# START OF DATASET EXTRACT

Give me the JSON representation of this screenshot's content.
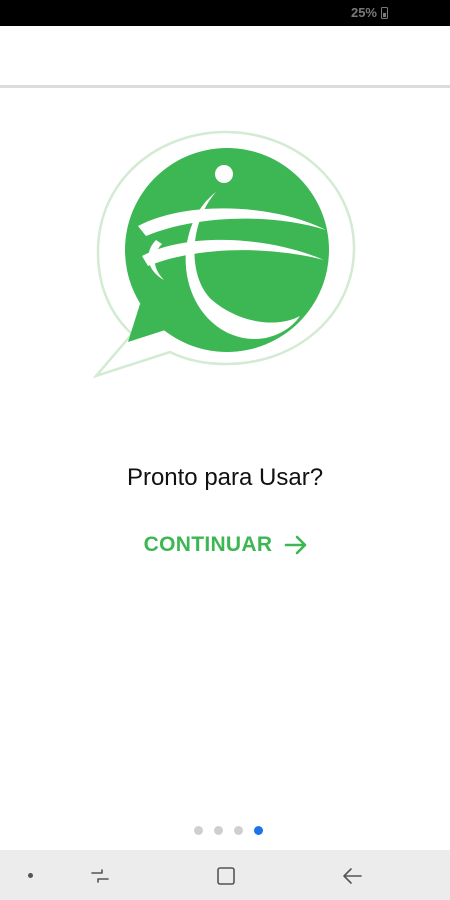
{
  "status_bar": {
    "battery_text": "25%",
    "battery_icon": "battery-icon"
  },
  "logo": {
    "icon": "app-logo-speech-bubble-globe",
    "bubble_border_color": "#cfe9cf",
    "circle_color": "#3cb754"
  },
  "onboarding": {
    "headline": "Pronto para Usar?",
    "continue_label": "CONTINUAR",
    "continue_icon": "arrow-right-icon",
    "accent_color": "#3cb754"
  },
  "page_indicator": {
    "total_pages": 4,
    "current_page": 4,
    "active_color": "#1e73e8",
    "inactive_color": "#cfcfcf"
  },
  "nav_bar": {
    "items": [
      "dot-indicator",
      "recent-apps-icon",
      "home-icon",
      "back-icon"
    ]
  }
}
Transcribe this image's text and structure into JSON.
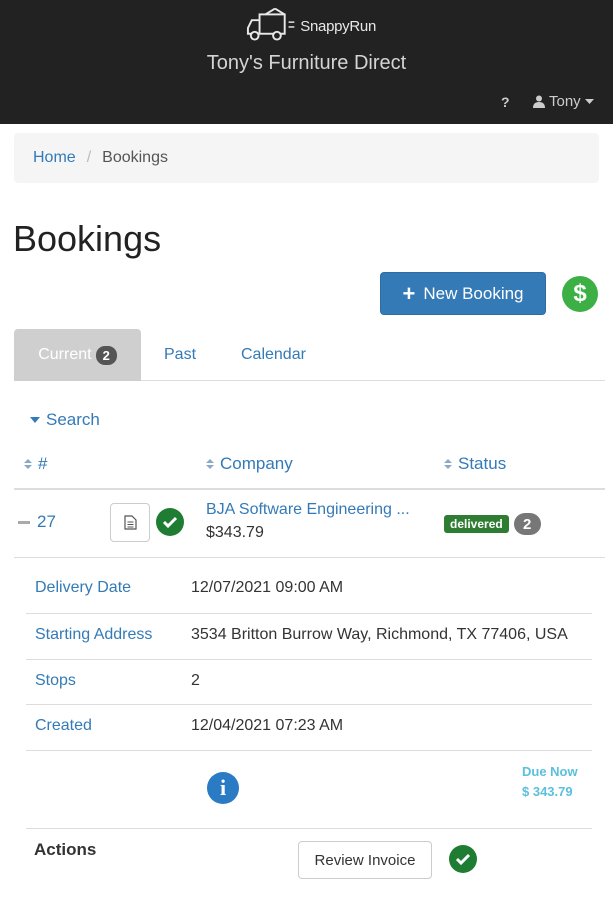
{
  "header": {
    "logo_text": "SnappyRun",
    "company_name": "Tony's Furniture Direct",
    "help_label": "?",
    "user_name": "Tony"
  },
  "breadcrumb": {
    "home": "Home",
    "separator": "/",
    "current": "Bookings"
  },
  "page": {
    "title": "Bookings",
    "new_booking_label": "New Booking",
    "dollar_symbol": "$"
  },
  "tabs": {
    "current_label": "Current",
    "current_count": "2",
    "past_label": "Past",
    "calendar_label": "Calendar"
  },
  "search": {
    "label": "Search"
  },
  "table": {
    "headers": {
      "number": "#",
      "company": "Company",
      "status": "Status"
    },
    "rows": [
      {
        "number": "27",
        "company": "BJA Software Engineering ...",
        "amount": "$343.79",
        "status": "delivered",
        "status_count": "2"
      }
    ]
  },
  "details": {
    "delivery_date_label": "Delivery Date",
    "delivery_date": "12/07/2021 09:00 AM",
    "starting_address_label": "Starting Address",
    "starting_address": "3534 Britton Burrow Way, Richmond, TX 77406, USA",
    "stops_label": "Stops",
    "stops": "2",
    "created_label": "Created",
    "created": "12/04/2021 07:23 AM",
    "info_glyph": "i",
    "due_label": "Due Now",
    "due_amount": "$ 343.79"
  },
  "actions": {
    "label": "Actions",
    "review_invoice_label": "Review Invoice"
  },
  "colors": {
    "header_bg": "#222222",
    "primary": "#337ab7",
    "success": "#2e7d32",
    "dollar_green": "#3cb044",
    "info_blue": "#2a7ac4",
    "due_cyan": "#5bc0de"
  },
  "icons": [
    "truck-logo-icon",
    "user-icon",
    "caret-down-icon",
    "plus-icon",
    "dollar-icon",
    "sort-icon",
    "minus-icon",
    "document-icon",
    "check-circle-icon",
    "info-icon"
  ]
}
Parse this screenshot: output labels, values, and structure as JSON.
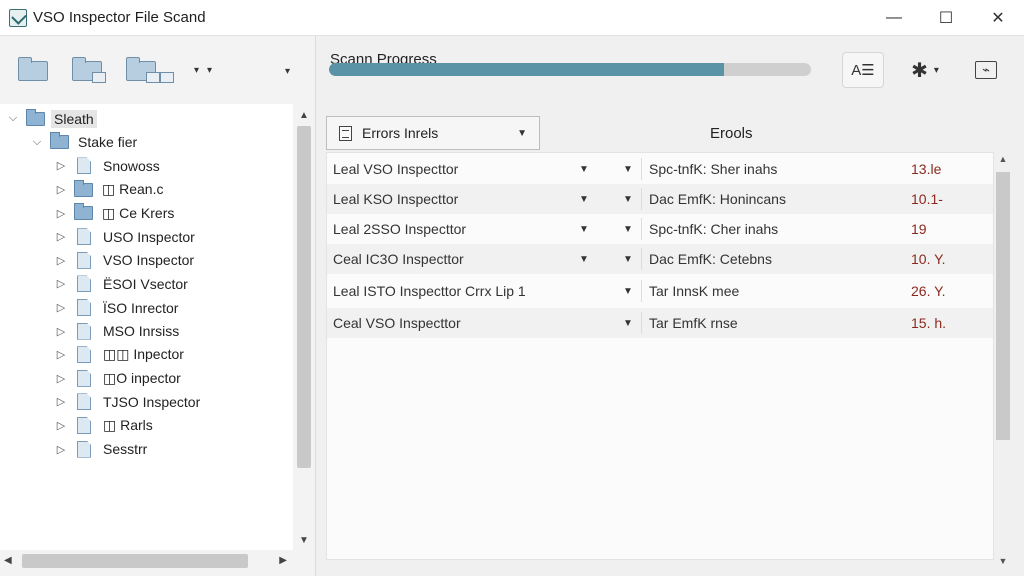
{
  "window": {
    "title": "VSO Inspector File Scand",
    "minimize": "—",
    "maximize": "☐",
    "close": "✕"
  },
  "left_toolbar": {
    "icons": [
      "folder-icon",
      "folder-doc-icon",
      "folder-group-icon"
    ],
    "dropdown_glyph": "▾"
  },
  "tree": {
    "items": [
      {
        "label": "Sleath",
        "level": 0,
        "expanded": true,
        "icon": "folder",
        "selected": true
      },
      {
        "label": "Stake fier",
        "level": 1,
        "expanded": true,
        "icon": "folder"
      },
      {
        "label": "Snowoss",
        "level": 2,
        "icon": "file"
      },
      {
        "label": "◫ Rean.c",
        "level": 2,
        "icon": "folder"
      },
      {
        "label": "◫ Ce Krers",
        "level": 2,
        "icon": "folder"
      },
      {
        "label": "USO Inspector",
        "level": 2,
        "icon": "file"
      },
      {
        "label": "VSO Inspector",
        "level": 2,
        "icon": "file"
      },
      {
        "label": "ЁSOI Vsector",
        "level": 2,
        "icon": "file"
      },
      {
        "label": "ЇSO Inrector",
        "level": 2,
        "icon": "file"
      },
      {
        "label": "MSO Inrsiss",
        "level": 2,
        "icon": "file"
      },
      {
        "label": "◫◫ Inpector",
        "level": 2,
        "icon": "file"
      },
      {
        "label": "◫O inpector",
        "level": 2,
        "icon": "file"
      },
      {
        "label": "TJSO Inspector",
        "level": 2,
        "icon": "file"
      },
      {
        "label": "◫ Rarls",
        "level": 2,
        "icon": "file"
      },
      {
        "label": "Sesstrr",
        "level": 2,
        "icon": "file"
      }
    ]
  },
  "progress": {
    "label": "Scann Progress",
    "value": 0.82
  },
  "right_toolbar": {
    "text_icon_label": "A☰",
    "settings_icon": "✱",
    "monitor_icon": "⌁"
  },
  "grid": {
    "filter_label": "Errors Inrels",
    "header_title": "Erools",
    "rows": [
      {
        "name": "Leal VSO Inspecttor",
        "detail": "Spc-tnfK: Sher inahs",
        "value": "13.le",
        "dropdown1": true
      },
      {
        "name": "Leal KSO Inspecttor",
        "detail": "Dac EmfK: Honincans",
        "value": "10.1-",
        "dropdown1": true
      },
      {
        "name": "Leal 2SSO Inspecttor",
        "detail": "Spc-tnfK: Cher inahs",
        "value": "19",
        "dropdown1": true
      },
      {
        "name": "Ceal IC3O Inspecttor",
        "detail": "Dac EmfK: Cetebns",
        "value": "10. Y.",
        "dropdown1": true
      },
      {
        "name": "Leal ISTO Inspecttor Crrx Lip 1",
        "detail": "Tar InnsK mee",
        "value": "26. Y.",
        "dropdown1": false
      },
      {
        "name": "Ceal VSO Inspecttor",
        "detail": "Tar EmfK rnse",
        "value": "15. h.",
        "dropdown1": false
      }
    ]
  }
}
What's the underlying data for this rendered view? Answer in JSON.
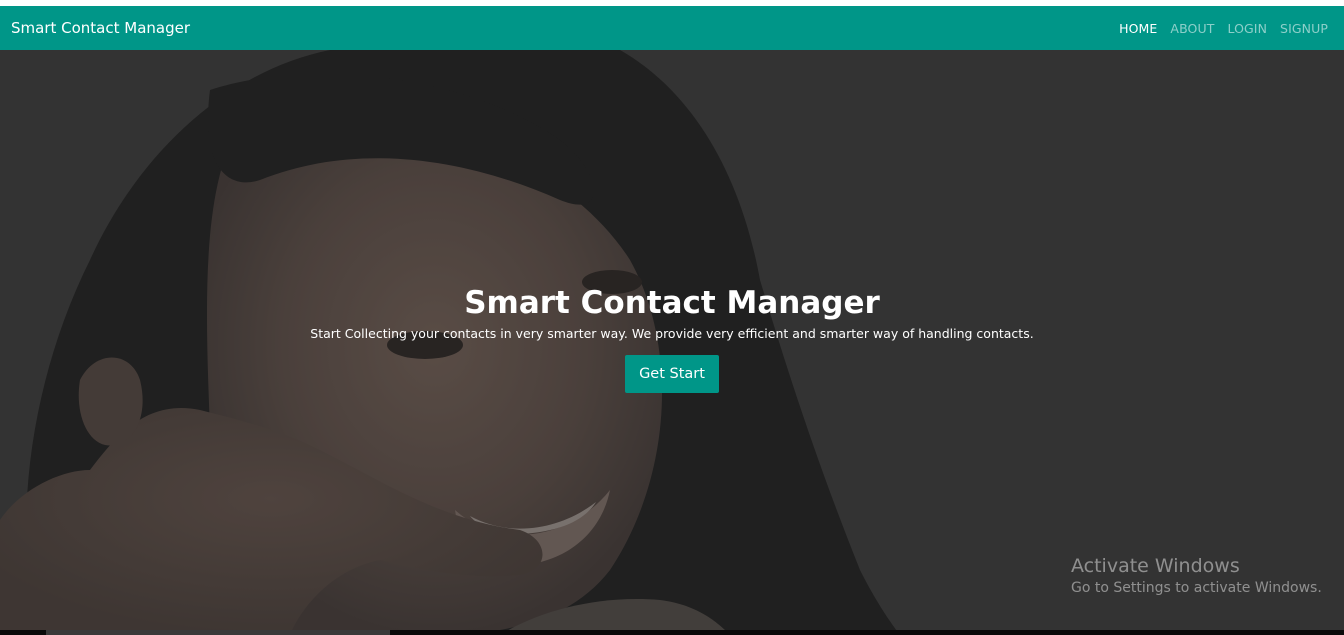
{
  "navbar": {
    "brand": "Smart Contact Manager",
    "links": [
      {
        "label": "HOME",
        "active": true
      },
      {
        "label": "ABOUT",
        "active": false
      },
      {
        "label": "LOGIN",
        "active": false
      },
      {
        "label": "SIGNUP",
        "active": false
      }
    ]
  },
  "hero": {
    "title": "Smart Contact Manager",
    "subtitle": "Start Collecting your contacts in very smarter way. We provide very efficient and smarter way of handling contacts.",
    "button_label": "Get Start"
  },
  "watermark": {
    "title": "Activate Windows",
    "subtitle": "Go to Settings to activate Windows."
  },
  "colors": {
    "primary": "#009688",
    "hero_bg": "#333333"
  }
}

# END OF DATASET EXTRACT

**GIVEN TASK**
Take the line that contains "What's the underlying" and every line after it to the end of the records above; quote them exactly, leaving out the pictures.

**ANSWER TO THE EXERCISE**
What's the underlying data for this rendered view? Answer in JSON.
{
  "navbar": {
    "brand": "Smart Contact Manager",
    "links": [
      {
        "label": "HOME",
        "active": true
      },
      {
        "label": "ABOUT",
        "active": false
      },
      {
        "label": "LOGIN",
        "active": false
      },
      {
        "label": "SIGNUP",
        "active": false
      }
    ]
  },
  "hero": {
    "title": "Smart Contact Manager",
    "subtitle": "Start Collecting your contacts in very smarter way. We provide very efficient and smarter way of handling contacts.",
    "button_label": "Get Start"
  },
  "watermark": {
    "title": "Activate Windows",
    "subtitle": "Go to Settings to activate Windows."
  },
  "colors": {
    "primary": "#009688",
    "hero_bg": "#333333"
  }
}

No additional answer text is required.